▽

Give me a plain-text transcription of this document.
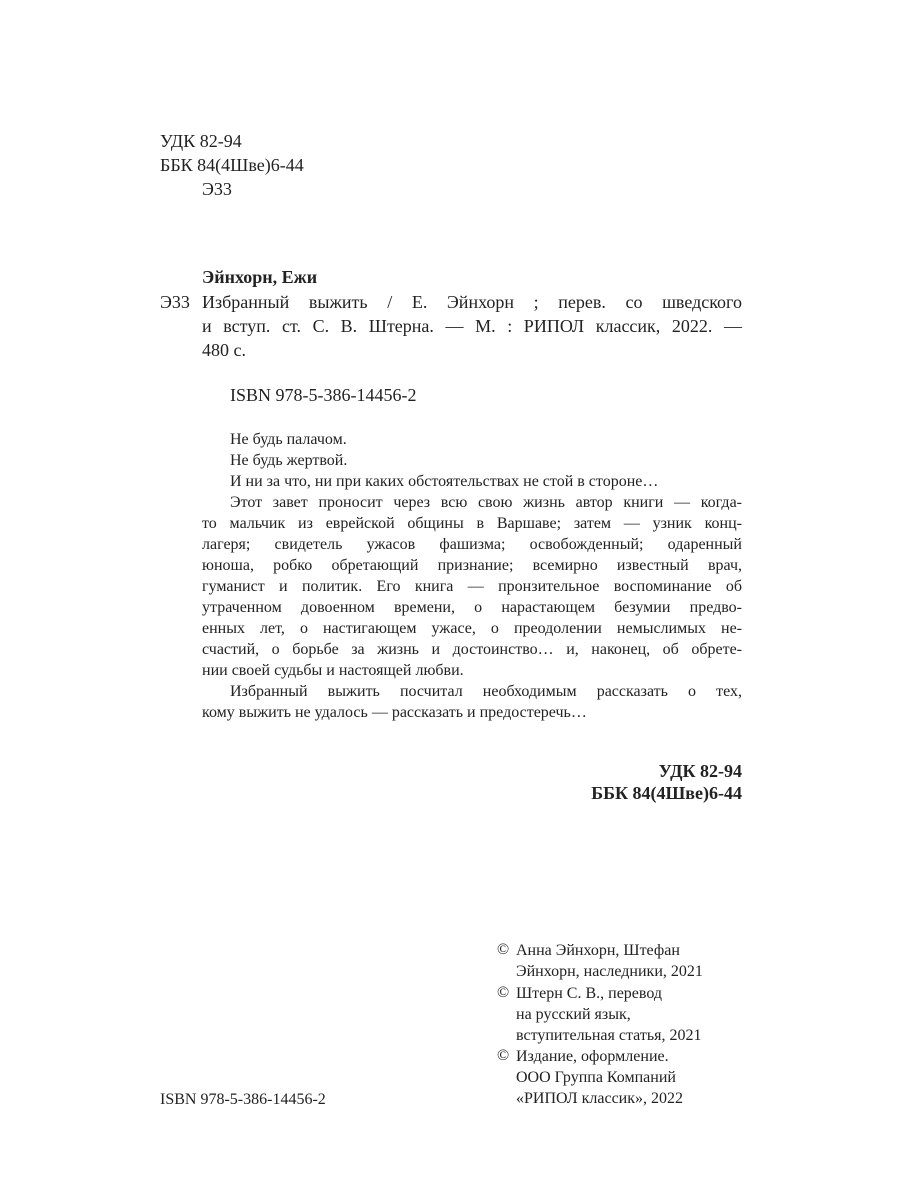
УДК 82-94
ББК 84(4Шве)6-44
Э33
Эйнхорн, Ежи
Э33 Избранный выжить / Е. Эйнхорн ; перев. со шведского
и вступ. ст. С. В. Штерна. — М. : РИПОЛ классик, 2022. —
480 с.
ISBN 978-5-386-14456-2
Не будь палачом.
Не будь жертвой.
И ни за что, ни при каких обстоятельствах не стой в стороне…
Этот завет проносит через всю свою жизнь автор книги — когда-
то мальчик из еврейской общины в Варшаве; затем — узник конц-
лагеря; свидетель ужасов фашизма; освобожденный; одаренный
юноша, робко обретающий признание; всемирно известный врач,
гуманист и политик. Его книга — пронзительное воспоминание об
утраченном довоенном времени, о нарастающем безумии предво-
енных лет, о настигающем ужасе, о преодолении немыслимых не-
счастий, о борьбе за жизнь и достоинство… и, наконец, об обрете-
нии своей судьбы и настоящей любви.
Избранный выжить посчитал необходимым рассказать о тех,
кому выжить не удалось — рассказать и предостеречь…
УДК 82-94
ББК 84(4Шве)6-44
ISBN 978-5-386-14456-2
© Анна Эйнхорн, Штефан
Эйнхорн, наследники, 2021
© Штерн С. В., перевод
на русский язык,
вступительная статья, 2021
© Издание, оформление.
ООО Группа Компаний
«РИПОЛ классик», 2022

△

- _Problem requirements_: Show all lines from the listing above in which "Избранный" appears.

- _Correct response_:
Э33 Избранный выжить / Е. Эйнхорн ; перев. со шведского
Избранный выжить посчитал необходимым рассказать о тех,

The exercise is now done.